REQUIREMENTS >> Write out the line with "Output a JSON" and every later line through the end of the data below, exactly as given, with no pictures in the copy.

Source records >>
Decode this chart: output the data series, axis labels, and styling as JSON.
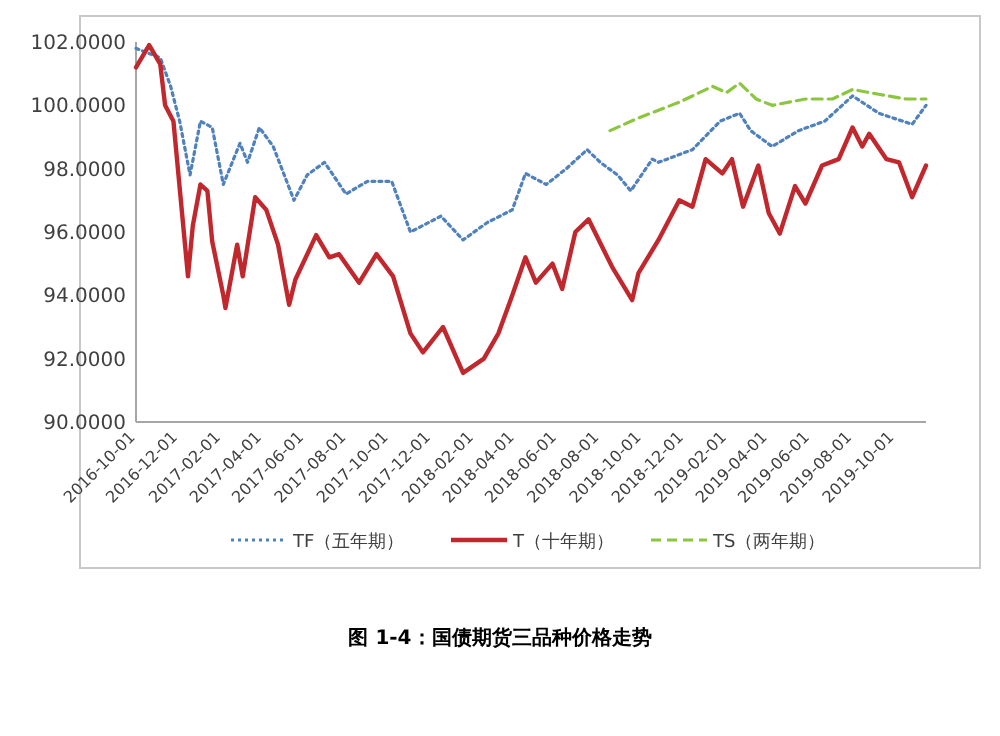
{
  "chart_data": {
    "type": "line",
    "title": "图 1-4：国债期货三品种价格走势",
    "xlim": [
      "2016-10-01",
      "2019-11-15"
    ],
    "xticks": [
      "2016-10-01",
      "2016-12-01",
      "2017-02-01",
      "2017-04-01",
      "2017-06-01",
      "2017-08-01",
      "2017-10-01",
      "2017-12-01",
      "2018-02-01",
      "2018-04-01",
      "2018-06-01",
      "2018-08-01",
      "2018-10-01",
      "2018-12-01",
      "2019-02-01",
      "2019-04-01",
      "2019-06-01",
      "2019-08-01",
      "2019-10-01"
    ],
    "ylim": [
      90,
      102
    ],
    "yticks": [
      {
        "value": 90,
        "label": "90.0000"
      },
      {
        "value": 92,
        "label": "92.0000"
      },
      {
        "value": 94,
        "label": "94.0000"
      },
      {
        "value": 96,
        "label": "96.0000"
      },
      {
        "value": 98,
        "label": "98.0000"
      },
      {
        "value": 100,
        "label": "100.0000"
      },
      {
        "value": 102,
        "label": "102.0000"
      }
    ],
    "grid": false,
    "legend": "bottom",
    "marker": "none",
    "series": [
      {
        "name": "TF（五年期）",
        "color": "#4f81bd",
        "line_style": "dotted",
        "x": [
          "2016-10-01",
          "2016-11-05",
          "2016-11-20",
          "2016-12-03",
          "2016-12-18",
          "2017-01-02",
          "2017-01-19",
          "2017-02-04",
          "2017-02-28",
          "2017-03-11",
          "2017-03-28",
          "2017-04-17",
          "2017-05-17",
          "2017-06-05",
          "2017-06-30",
          "2017-07-31",
          "2017-08-31",
          "2017-10-05",
          "2017-11-01",
          "2017-12-15",
          "2018-01-16",
          "2018-02-20",
          "2018-03-28",
          "2018-04-16",
          "2018-05-16",
          "2018-06-14",
          "2018-07-14",
          "2018-08-02",
          "2018-08-27",
          "2018-09-15",
          "2018-10-16",
          "2018-10-25",
          "2018-12-13",
          "2019-01-22",
          "2019-02-19",
          "2019-03-07",
          "2019-04-07",
          "2019-05-15",
          "2019-06-22",
          "2019-08-01",
          "2019-09-08",
          "2019-10-26",
          "2019-11-15"
        ],
        "values": [
          101.8,
          101.5,
          100.6,
          99.5,
          97.8,
          99.5,
          99.3,
          97.5,
          98.8,
          98.2,
          99.3,
          98.7,
          97.0,
          97.8,
          98.2,
          97.2,
          97.6,
          97.6,
          96.0,
          96.5,
          95.75,
          96.3,
          96.7,
          97.85,
          97.5,
          98.0,
          98.6,
          98.2,
          97.8,
          97.3,
          98.3,
          98.2,
          98.6,
          99.5,
          99.75,
          99.2,
          98.7,
          99.2,
          99.5,
          100.3,
          99.75,
          99.4,
          100.0
        ]
      },
      {
        "name": "T（十年期）",
        "color": "#c0282d",
        "line_style": "solid",
        "x": [
          "2016-10-01",
          "2016-10-20",
          "2016-11-05",
          "2016-11-12",
          "2016-11-24",
          "2016-12-15",
          "2016-12-22",
          "2017-01-02",
          "2017-01-12",
          "2017-01-19",
          "2017-02-04",
          "2017-02-07",
          "2017-02-24",
          "2017-03-04",
          "2017-03-22",
          "2017-04-07",
          "2017-04-24",
          "2017-05-10",
          "2017-05-19",
          "2017-06-18",
          "2017-07-07",
          "2017-07-21",
          "2017-08-19",
          "2017-09-13",
          "2017-10-07",
          "2017-11-01",
          "2017-11-19",
          "2017-12-18",
          "2018-01-16",
          "2018-02-15",
          "2018-03-08",
          "2018-03-28",
          "2018-04-16",
          "2018-05-01",
          "2018-05-25",
          "2018-06-08",
          "2018-06-27",
          "2018-07-16",
          "2018-08-19",
          "2018-09-17",
          "2018-09-26",
          "2018-10-25",
          "2018-11-24",
          "2018-12-13",
          "2019-01-01",
          "2019-01-25",
          "2019-02-08",
          "2019-02-24",
          "2019-03-18",
          "2019-04-02",
          "2019-04-18",
          "2019-05-10",
          "2019-05-25",
          "2019-06-18",
          "2019-07-12",
          "2019-08-01",
          "2019-08-15",
          "2019-08-25",
          "2019-09-19",
          "2019-10-07",
          "2019-10-26",
          "2019-11-15"
        ],
        "values": [
          101.2,
          101.9,
          101.3,
          100.0,
          99.5,
          94.6,
          96.2,
          97.5,
          97.3,
          95.7,
          94.0,
          93.6,
          95.6,
          94.6,
          97.1,
          96.7,
          95.6,
          93.7,
          94.5,
          95.9,
          95.2,
          95.3,
          94.4,
          95.3,
          94.6,
          92.8,
          92.2,
          93.0,
          91.55,
          92.0,
          92.8,
          94.0,
          95.2,
          94.4,
          95.0,
          94.2,
          96.0,
          96.4,
          94.9,
          93.85,
          94.7,
          95.75,
          97.0,
          96.8,
          98.3,
          97.85,
          98.3,
          96.8,
          98.1,
          96.6,
          95.95,
          97.45,
          96.9,
          98.1,
          98.3,
          99.3,
          98.7,
          99.1,
          98.3,
          98.2,
          97.1,
          98.1
        ]
      },
      {
        "name": "TS（两年期）",
        "color": "#8cc63f",
        "line_style": "dashed",
        "x": [
          "2018-08-16",
          "2018-09-26",
          "2018-11-24",
          "2019-01-11",
          "2019-01-31",
          "2019-02-19",
          "2019-03-15",
          "2019-04-07",
          "2019-05-25",
          "2019-07-03",
          "2019-08-01",
          "2019-09-08",
          "2019-10-17",
          "2019-11-15"
        ],
        "values": [
          99.2,
          99.6,
          100.1,
          100.6,
          100.4,
          100.7,
          100.2,
          100.0,
          100.2,
          100.2,
          100.5,
          100.35,
          100.2,
          100.2
        ]
      }
    ]
  }
}
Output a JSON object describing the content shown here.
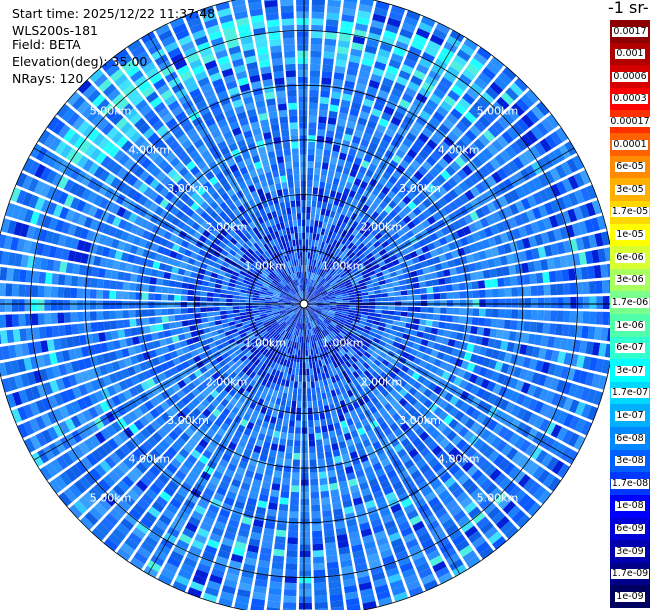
{
  "info": {
    "start_time": "Start time: 2025/12/22 11:37:48",
    "instrument": "WLS200s-181",
    "field": "Field: BETA",
    "elevation": "Elevation(deg): 35.00",
    "nrays": "NRays: 120"
  },
  "colorbar": {
    "title": "-1 sr-",
    "labels": [
      "0.0017",
      "0.001",
      "0.0006",
      "0.0003",
      "0.00017",
      "0.0001",
      "6e-05",
      "3e-05",
      "1.7e-05",
      "1e-05",
      "6e-06",
      "3e-06",
      "1.7e-06",
      "1e-06",
      "6e-07",
      "3e-07",
      "1.7e-07",
      "1e-07",
      "6e-08",
      "3e-08",
      "1.7e-08",
      "1e-08",
      "6e-09",
      "3e-09",
      "1.7e-09",
      "1e-09"
    ],
    "colors": [
      "#8b0000",
      "#b00000",
      "#d60000",
      "#ff0000",
      "#ff3000",
      "#ff6000",
      "#ff8c00",
      "#ffb000",
      "#ffd700",
      "#ffff00",
      "#d8ff30",
      "#a8ff60",
      "#78ff8c",
      "#50ffaa",
      "#30ffd0",
      "#00ffff",
      "#00d8ff",
      "#00b0ff",
      "#0088ff",
      "#0060ff",
      "#0038ff",
      "#0000ff",
      "#0000d8",
      "#0000b0",
      "#000088",
      "#000060"
    ]
  },
  "chart_data": {
    "type": "heatmap",
    "projection": "polar-ppi",
    "field": "BETA",
    "elevation_deg": 35.0,
    "n_rays": 120,
    "range_rings_km": [
      1,
      2,
      3,
      4,
      5
    ],
    "ring_labels": [
      "1.00km",
      "2.00km",
      "3.00km",
      "4.00km",
      "5.00km"
    ],
    "max_range_km": 5.7,
    "azimuth_lines_deg": [
      0,
      30,
      60,
      90,
      120,
      150,
      180,
      210,
      240,
      270,
      300,
      330
    ],
    "dominant_value_range": [
      1e-08,
      1e-07
    ],
    "colorscale": "jet",
    "grid": true
  }
}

THE RESPONSE >>
Output a JSON object describing the content shown here.
{
  "info": {
    "start_time": "Start time: 2025/12/22 11:37:48",
    "instrument": "WLS200s-181",
    "field": "Field: BETA",
    "elevation": "Elevation(deg): 35.00",
    "nrays": "NRays: 120"
  },
  "colorbar": {
    "title": "-1 sr-",
    "labels": [
      "0.0017",
      "0.001",
      "0.0006",
      "0.0003",
      "0.00017",
      "0.0001",
      "6e-05",
      "3e-05",
      "1.7e-05",
      "1e-05",
      "6e-06",
      "3e-06",
      "1.7e-06",
      "1e-06",
      "6e-07",
      "3e-07",
      "1.7e-07",
      "1e-07",
      "6e-08",
      "3e-08",
      "1.7e-08",
      "1e-08",
      "6e-09",
      "3e-09",
      "1.7e-09",
      "1e-09"
    ],
    "colors": [
      "#8b0000",
      "#b00000",
      "#d60000",
      "#ff0000",
      "#ff3000",
      "#ff6000",
      "#ff8c00",
      "#ffb000",
      "#ffd700",
      "#ffff00",
      "#d8ff30",
      "#a8ff60",
      "#78ff8c",
      "#50ffaa",
      "#30ffd0",
      "#00ffff",
      "#00d8ff",
      "#00b0ff",
      "#0088ff",
      "#0060ff",
      "#0038ff",
      "#0000ff",
      "#0000d8",
      "#0000b0",
      "#000088",
      "#000060"
    ]
  },
  "chart_data": {
    "type": "heatmap",
    "projection": "polar-ppi",
    "field": "BETA",
    "elevation_deg": 35.0,
    "n_rays": 120,
    "range_rings_km": [
      1,
      2,
      3,
      4,
      5
    ],
    "ring_labels": [
      "1.00km",
      "2.00km",
      "3.00km",
      "4.00km",
      "5.00km"
    ],
    "max_range_km": 5.7,
    "azimuth_lines_deg": [
      0,
      30,
      60,
      90,
      120,
      150,
      180,
      210,
      240,
      270,
      300,
      330
    ],
    "dominant_value_range": [
      1e-08,
      1e-07
    ],
    "colorscale": "jet",
    "grid": true
  }
}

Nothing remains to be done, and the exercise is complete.